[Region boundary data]

┌──

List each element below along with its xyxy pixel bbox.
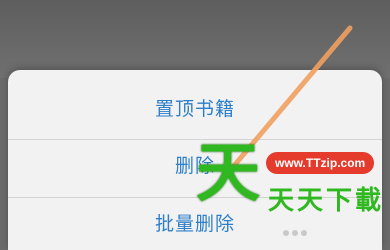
watermark-url: www.TTzip.com	[266, 152, 375, 174]
page-indicator-icon	[283, 230, 307, 236]
watermark-logo: 天	[196, 137, 260, 211]
watermark: 天 www.TTzip.com 天天下載	[196, 142, 386, 232]
watermark-name: 天天下載	[268, 186, 385, 216]
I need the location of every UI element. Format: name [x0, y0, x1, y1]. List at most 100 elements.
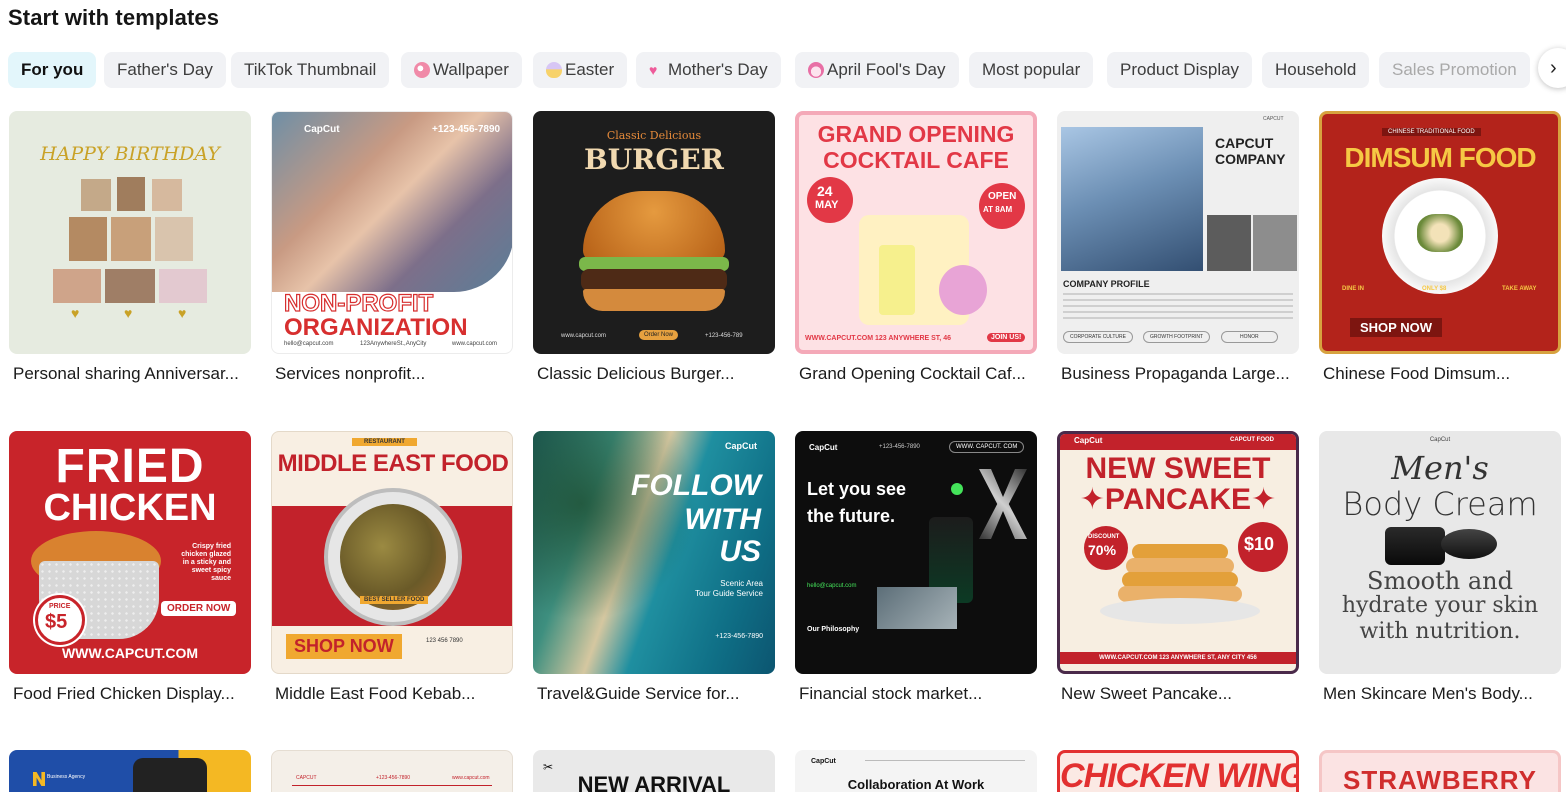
category-tabs: For you Father's Day TikTok Thumbnail Wa… — [8, 52, 1566, 88]
template-card[interactable]: Business Agency — [9, 750, 251, 792]
template-thumbnail[interactable]: CHICKEN WINGS — [1057, 750, 1299, 792]
thumb-button: SHOP NOW — [286, 634, 402, 659]
heart-icon: ♥ — [649, 62, 658, 78]
template-thumbnail[interactable]: STRAWBERRY — [1319, 750, 1561, 792]
template-thumbnail[interactable]: Classic Delicious BURGER www.capcut.com … — [533, 111, 775, 354]
thumb-site: www.capcut.com — [561, 333, 607, 339]
thumb-phone: +123-456-7890 — [432, 124, 501, 135]
template-title[interactable]: Food Fried Chicken Display... — [13, 684, 251, 704]
template-thumbnail[interactable]: CapCut FOLLOW WITH US Scenic Area Tour G… — [533, 431, 775, 674]
tab-most-popular[interactable]: Most popular — [969, 52, 1094, 88]
template-card[interactable]: GRAND OPENING COCKTAIL CAFE 24 MAY OPEN … — [795, 111, 1037, 384]
template-thumbnail[interactable]: HAPPY BIRTHDAY ♥ ♥ ♥ — [9, 111, 251, 354]
tab-label: Wallpaper — [433, 60, 509, 79]
thumb-brand: Business Agency — [47, 774, 86, 780]
template-card[interactable]: CapCut CAPCUT FOOD NEW SWEET ✦PANCAKE✦ D… — [1057, 431, 1299, 704]
thumb-date-month: MAY — [815, 199, 839, 211]
template-card[interactable]: STRAWBERRY — [1319, 750, 1561, 792]
template-card[interactable]: CapCut FOLLOW WITH US Scenic Area Tour G… — [533, 431, 775, 704]
template-title[interactable]: Chinese Food Dimsum... — [1323, 364, 1561, 384]
template-thumbnail[interactable]: CapCut +123-456-7890 NON-PROFIT ORGANIZA… — [271, 111, 513, 354]
template-title[interactable]: Financial stock market... — [799, 684, 1037, 704]
thumb-brand: CapCut — [304, 124, 340, 135]
thumb-philosophy: Our Philosophy — [807, 626, 860, 633]
template-thumbnail[interactable]: CHINESE TRADITIONAL FOOD DIMSUM FOOD DIN… — [1319, 111, 1561, 354]
template-title[interactable]: Middle East Food Kebab... — [275, 684, 513, 704]
thumb-brand: CapCut — [725, 441, 757, 451]
template-thumbnail[interactable]: GRAND OPENING COCKTAIL CAFE 24 MAY OPEN … — [795, 111, 1037, 354]
heart-icon: ♥ — [124, 305, 133, 321]
template-card[interactable]: CHINESE TRADITIONAL FOOD DIMSUM FOOD DIN… — [1319, 111, 1561, 384]
template-title[interactable]: Business Propaganda Large... — [1061, 364, 1299, 384]
thumb-line2: the future. — [807, 506, 895, 526]
template-card[interactable]: CapCut +123-456-7890 NON-PROFIT ORGANIZA… — [271, 111, 513, 384]
thumb-pct: 70% — [1088, 542, 1117, 558]
thumb-headline: NEW ARRIVAL — [577, 772, 731, 792]
template-card[interactable]: HAPPY BIRTHDAY ♥ ♥ ♥ Personal sharing An… — [9, 111, 251, 384]
template-title[interactable]: Classic Delicious Burger... — [537, 364, 775, 384]
thumb-site: WWW.CAPCUT.COM — [61, 645, 199, 661]
tab-label: Product Display — [1120, 60, 1240, 79]
thumb-desc: Crispy fried chicken glazed in a sticky … — [181, 543, 231, 582]
template-thumbnail[interactable]: CapCut +123-456-7890 WWW. CAPCUT. COM Le… — [795, 431, 1037, 674]
thumb-price: ONLY $8 — [1422, 286, 1447, 292]
tab-label: Household — [1275, 60, 1357, 79]
thumb-join: JOIN US! — [987, 333, 1026, 342]
template-card[interactable]: CapCut Collaboration At Work — [795, 750, 1037, 792]
thumb-brand: CapCut — [811, 758, 836, 765]
tab-sales-promotion[interactable]: Sales Promotion — [1379, 52, 1530, 88]
template-card[interactable]: Classic Delicious BURGER www.capcut.com … — [533, 111, 775, 384]
template-title[interactable]: Personal sharing Anniversar... — [13, 364, 251, 384]
thumb-line3: US — [719, 535, 761, 568]
tab-wallpaper[interactable]: Wallpaper — [401, 52, 522, 88]
thumb-brand: CapCut — [1074, 436, 1103, 445]
thumb-headline: Collaboration At Work — [847, 777, 985, 792]
thumb-line2: ORGANIZATION — [284, 314, 468, 341]
template-title[interactable]: Grand Opening Cocktail Caf... — [799, 364, 1037, 384]
template-card[interactable]: CHICKEN WINGS — [1057, 750, 1299, 792]
template-card[interactable]: CapCut +123-456-7890 WWW. CAPCUT. COM Le… — [795, 431, 1037, 704]
thumb-price-label: PRICE — [49, 603, 71, 610]
template-thumbnail[interactable]: CAPCUT CAPCUT COMPANY COMPANY PROFILE CO… — [1057, 111, 1299, 354]
thumb-phone: +123-456-7890 — [376, 775, 411, 781]
template-card[interactable]: CapCut Men's Body Cream Smooth and hydra… — [1319, 431, 1561, 704]
thumb-line3: Smooth and — [1367, 567, 1513, 595]
tab-easter[interactable]: Easter — [533, 52, 628, 88]
thumb-button: SHOP NOW — [1350, 318, 1442, 337]
template-thumbnail[interactable]: CapCut Men's Body Cream Smooth and hydra… — [1319, 431, 1561, 674]
template-card[interactable]: FRIED CHICKEN Crispy fried chicken glaze… — [9, 431, 251, 704]
template-thumbnail[interactable]: CAPCUT +123-456-7890 www.capcut.com — [271, 750, 513, 792]
thumb-tag3: HONOR — [1221, 331, 1278, 343]
tab-label: Sales Promotion — [1392, 60, 1517, 79]
thumb-price: $5 — [45, 611, 68, 633]
thumb-dine: DINE IN — [1342, 286, 1365, 292]
tab-mothers-day[interactable]: ♥ Mother's Day — [636, 52, 781, 88]
template-thumbnail[interactable]: Business Agency — [9, 750, 251, 792]
tab-label: Most popular — [982, 60, 1081, 79]
tab-label: April Fool's Day — [827, 60, 946, 79]
template-thumbnail[interactable]: RESTAURANT MIDDLE EAST FOOD BEST SELLER … — [271, 431, 513, 674]
template-title[interactable]: Services nonprofit... — [275, 364, 513, 384]
tab-fathers-day[interactable]: Father's Day — [104, 52, 226, 88]
tab-for-you[interactable]: For you — [8, 52, 97, 88]
thumb-headline: BURGER — [584, 143, 724, 176]
template-title[interactable]: Travel&Guide Service for... — [537, 684, 775, 704]
tab-product-display[interactable]: Product Display — [1107, 52, 1253, 88]
thumb-headline: CHICKEN WINGS — [1060, 757, 1296, 792]
template-thumbnail[interactable]: ✂ NEW ARRIVAL — [533, 750, 775, 792]
template-title[interactable]: New Sweet Pancake... — [1061, 684, 1299, 704]
tab-tiktok-thumbnail[interactable]: TikTok Thumbnail — [231, 52, 390, 88]
tab-household[interactable]: Household — [1262, 52, 1370, 88]
thumb-discount: DISCOUNT — [1088, 534, 1120, 540]
thumb-line2: ✦PANCAKE✦ — [1079, 483, 1277, 516]
template-thumbnail[interactable]: FRIED CHICKEN Crispy fried chicken glaze… — [9, 431, 251, 674]
template-card[interactable]: CAPCUT +123-456-7890 www.capcut.com — [271, 750, 513, 792]
template-card[interactable]: ✂ NEW ARRIVAL — [533, 750, 775, 792]
template-thumbnail[interactable]: CapCut Collaboration At Work — [795, 750, 1037, 792]
template-card[interactable]: RESTAURANT MIDDLE EAST FOOD BEST SELLER … — [271, 431, 513, 704]
template-title[interactable]: Men Skincare Men's Body... — [1323, 684, 1561, 704]
template-card[interactable]: CAPCUT CAPCUT COMPANY COMPANY PROFILE CO… — [1057, 111, 1299, 384]
thumb-address: 123AnywhereSt.,AnyCity — [360, 341, 427, 347]
tab-april-fools-day[interactable]: April Fool's Day — [795, 52, 959, 88]
template-thumbnail[interactable]: CapCut CAPCUT FOOD NEW SWEET ✦PANCAKE✦ D… — [1057, 431, 1299, 674]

└──

→ Set task
Convert the stretch of rows from the line containing "category-tabs: For you" through the line containing "template-thumbnail[interactable]: STRAWBERRY —" into a JSON list of strings, one string per line, leaving out blank lines.

→ Response below
[
  "category-tabs: For you Father's Day TikTok Thumbnail Wa… — [8, 52, 1566, 88]",
  "template-card[interactable]: Business Agency — [9, 750, 251, 792]",
  "template-thumbnail[interactable]: CHICKEN WINGS — [1057, 750, 1299, 792]",
  "thumb-button: SHOP NOW — [286, 634, 402, 659]",
  "heart-icon: ♥ — [649, 62, 658, 78]",
  "template-thumbnail[interactable]: STRAWBERRY — [1319, 750, 1561, 792]"
]